Task prompt -
Print every record below exactly as written.

Records excerpted from a collection:
○ ○ ○
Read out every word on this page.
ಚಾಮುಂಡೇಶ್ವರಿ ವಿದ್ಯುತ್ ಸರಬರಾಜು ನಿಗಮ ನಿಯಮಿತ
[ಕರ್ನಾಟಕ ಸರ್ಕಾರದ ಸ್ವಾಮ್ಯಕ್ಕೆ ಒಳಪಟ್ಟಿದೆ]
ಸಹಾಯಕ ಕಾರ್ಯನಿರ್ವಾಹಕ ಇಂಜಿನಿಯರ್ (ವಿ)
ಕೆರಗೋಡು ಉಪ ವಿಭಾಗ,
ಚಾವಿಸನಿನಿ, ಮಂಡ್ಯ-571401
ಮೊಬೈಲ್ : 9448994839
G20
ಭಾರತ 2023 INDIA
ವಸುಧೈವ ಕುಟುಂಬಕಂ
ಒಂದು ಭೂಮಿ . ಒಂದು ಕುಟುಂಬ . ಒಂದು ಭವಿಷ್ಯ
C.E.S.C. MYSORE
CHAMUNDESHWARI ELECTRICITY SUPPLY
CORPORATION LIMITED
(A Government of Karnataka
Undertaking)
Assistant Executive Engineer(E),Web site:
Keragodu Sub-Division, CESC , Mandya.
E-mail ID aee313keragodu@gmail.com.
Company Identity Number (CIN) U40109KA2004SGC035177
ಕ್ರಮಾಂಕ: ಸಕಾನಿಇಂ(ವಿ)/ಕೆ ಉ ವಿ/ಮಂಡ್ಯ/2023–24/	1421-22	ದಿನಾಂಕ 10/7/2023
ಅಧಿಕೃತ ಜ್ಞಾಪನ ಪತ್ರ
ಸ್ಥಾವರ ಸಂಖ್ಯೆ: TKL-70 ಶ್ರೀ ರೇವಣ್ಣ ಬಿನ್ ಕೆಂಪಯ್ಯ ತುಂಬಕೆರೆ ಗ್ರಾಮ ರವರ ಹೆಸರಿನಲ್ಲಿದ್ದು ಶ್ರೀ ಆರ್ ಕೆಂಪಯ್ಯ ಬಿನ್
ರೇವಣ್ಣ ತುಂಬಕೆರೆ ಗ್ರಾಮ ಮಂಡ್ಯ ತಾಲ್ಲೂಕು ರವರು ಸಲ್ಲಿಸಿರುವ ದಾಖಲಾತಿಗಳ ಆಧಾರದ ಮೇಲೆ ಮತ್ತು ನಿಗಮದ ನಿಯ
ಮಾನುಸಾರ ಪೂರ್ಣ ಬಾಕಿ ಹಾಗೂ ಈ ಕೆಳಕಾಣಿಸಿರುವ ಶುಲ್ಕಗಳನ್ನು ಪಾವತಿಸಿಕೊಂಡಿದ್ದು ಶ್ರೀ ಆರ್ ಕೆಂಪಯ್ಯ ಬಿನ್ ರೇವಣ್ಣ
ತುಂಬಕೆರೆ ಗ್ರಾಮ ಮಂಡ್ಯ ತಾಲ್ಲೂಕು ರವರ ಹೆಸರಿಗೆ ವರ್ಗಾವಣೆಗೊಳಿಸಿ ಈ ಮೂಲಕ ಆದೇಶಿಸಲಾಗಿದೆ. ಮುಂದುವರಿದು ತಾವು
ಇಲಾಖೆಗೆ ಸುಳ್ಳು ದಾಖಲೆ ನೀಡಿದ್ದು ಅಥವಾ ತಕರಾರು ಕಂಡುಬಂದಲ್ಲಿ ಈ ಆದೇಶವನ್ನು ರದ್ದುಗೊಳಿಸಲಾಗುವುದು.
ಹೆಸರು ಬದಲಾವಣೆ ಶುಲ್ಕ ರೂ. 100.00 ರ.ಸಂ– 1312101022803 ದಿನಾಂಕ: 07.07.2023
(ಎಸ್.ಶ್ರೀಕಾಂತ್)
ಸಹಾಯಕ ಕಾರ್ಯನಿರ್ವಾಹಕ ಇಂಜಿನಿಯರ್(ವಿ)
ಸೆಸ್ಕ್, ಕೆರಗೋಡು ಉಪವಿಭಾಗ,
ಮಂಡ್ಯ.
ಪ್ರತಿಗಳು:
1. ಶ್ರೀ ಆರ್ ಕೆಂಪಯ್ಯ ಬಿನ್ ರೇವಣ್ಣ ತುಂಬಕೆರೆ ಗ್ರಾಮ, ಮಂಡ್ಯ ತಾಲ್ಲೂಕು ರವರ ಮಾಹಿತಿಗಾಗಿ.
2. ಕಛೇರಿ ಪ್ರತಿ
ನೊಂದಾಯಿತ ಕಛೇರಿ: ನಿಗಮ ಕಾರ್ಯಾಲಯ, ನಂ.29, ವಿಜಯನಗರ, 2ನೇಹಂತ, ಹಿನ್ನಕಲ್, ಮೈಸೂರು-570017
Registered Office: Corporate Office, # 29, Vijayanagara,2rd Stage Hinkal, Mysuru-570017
○ ○ ○
Result of the exercise -
Read out every word on this page.
ಚಾಮುಂಡೇಶ್ವರಿ ವಿದ್ಯುತ್ ಸರಬರಾಜು ನಿಗಮ ನಿಯಮಿತ
[ಕರ್ನಾಟಕ ಸರ್ಕಾರದ ಸ್ವಾಮ್ಯಕ್ಕೆ ಒಳಪಟ್ಟಿದೆ]
ಸಹಾಯಕ ಕಾರ್ಯನಿರ್ವಾಹಕ ಇಂಜಿನಿಯರ್ (ವಿ)
ಕೆರಗೋಡು ಉಪ ವಿಭಾಗ,
ಚಾವಿಸನಿನಿ, ಮಂಡ್ಯ-571401
ಮೊಬೈಲ್ : 9448994839
G20
ಭಾರತ 2023 INDIA
ವಸುಧೈವ ಕುಟುಂಬಕಂ
ಒಂದು ಭೂಮಿ . ಒಂದು ಕುಟುಂಬ . ಒಂದು ಭವಿಷ್ಯ
C.E.S.C. MYSORE
CHAMUNDESHWARI ELECTRICITY SUPPLY
CORPORATION LIMITED
(A Government of Karnataka
Undertaking)
Assistant Executive Engineer(E),Web site:
Keragodu Sub-Division, CESC , Mandya.
E-mail ID aee313keragodu@gmail.com.
Company Identity Number (CIN) U40109KA2004SGC035177
ಕ್ರಮಾಂಕ: ಸಕಾನಿಇಂ(ವಿ)/ಕೆ ಉ ವಿ/ಮಂಡ್ಯ/2023–24/	1421-22	ದಿನಾಂಕ 10/7/2023
ಅಧಿಕೃತ ಜ್ಞಾಪನ ಪತ್ರ
ಸ್ಥಾವರ ಸಂಖ್ಯೆ: TKL-70 ಶ್ರೀ ರೇವಣ್ಣ ಬಿನ್ ಕೆಂಪಯ್ಯ ತುಂಬಕೆರೆ ಗ್ರಾಮ ರವರ ಹೆಸರಿನಲ್ಲಿದ್ದು ಶ್ರೀ ಆರ್ ಕೆಂಪಯ್ಯ ಬಿನ್
ರೇವಣ್ಣ ತುಂಬಕೆರೆ ಗ್ರಾಮ ಮಂಡ್ಯ ತಾಲ್ಲೂಕು ರವರು ಸಲ್ಲಿಸಿರುವ ದಾಖಲಾತಿಗಳ ಆಧಾರದ ಮೇಲೆ ಮತ್ತು ನಿಗಮದ ನಿಯ
ಮಾನುಸಾರ ಪೂರ್ಣ ಬಾಕಿ ಹಾಗೂ ಈ ಕೆಳಕಾಣಿಸಿರುವ ಶುಲ್ಕಗಳನ್ನು ಪಾವತಿಸಿಕೊಂಡಿದ್ದು ಶ್ರೀ ಆರ್ ಕೆಂಪಯ್ಯ ಬಿನ್ ರೇವಣ್ಣ
ತುಂಬಕೆರೆ ಗ್ರಾಮ ಮಂಡ್ಯ ತಾಲ್ಲೂಕು ರವರ ಹೆಸರಿಗೆ ವರ್ಗಾವಣೆಗೊಳಿಸಿ ಈ ಮೂಲಕ ಆದೇಶಿಸಲಾಗಿದೆ. ಮುಂದುವರಿದು ತಾವು
ಇಲಾಖೆಗೆ ಸುಳ್ಳು ದಾಖಲೆ ನೀಡಿದ್ದು ಅಥವಾ ತಕರಾರು ಕಂಡುಬಂದಲ್ಲಿ ಈ ಆದೇಶವನ್ನು ರದ್ದುಗೊಳಿಸಲಾಗುವುದು.
ಹೆಸರು ಬದಲಾವಣೆ ಶುಲ್ಕ ರೂ. 100.00 ರ.ಸಂ– 1312101022803 ದಿನಾಂಕ: 07.07.2023
(ಎಸ್.ಶ್ರೀಕಾಂತ್)
ಸಹಾಯಕ ಕಾರ್ಯನಿರ್ವಾಹಕ ಇಂಜಿನಿಯರ್(ವಿ)
ಸೆಸ್ಕ್, ಕೆರಗೋಡು ಉಪವಿಭಾಗ,
ಮಂಡ್ಯ.
ಪ್ರತಿಗಳು:
1. ಶ್ರೀ ಆರ್ ಕೆಂಪಯ್ಯ ಬಿನ್ ರೇವಣ್ಣ ತುಂಬಕೆರೆ ಗ್ರಾಮ, ಮಂಡ್ಯ ತಾಲ್ಲೂಕು ರವರ ಮಾಹಿತಿಗಾಗಿ.
2. ಕಛೇರಿ ಪ್ರತಿ
ನೊಂದಾಯಿತ ಕಛೇರಿ: ನಿಗಮ ಕಾರ್ಯಾಲಯ, ನಂ.29, ವಿಜಯನಗರ, 2ನೇಹಂತ, ಹಿನ್ನಕಲ್, ಮೈಸೂರು-570017
Registered Office: Corporate Office, # 29, Vijayanagara,2rd Stage Hinkal, Mysuru-570017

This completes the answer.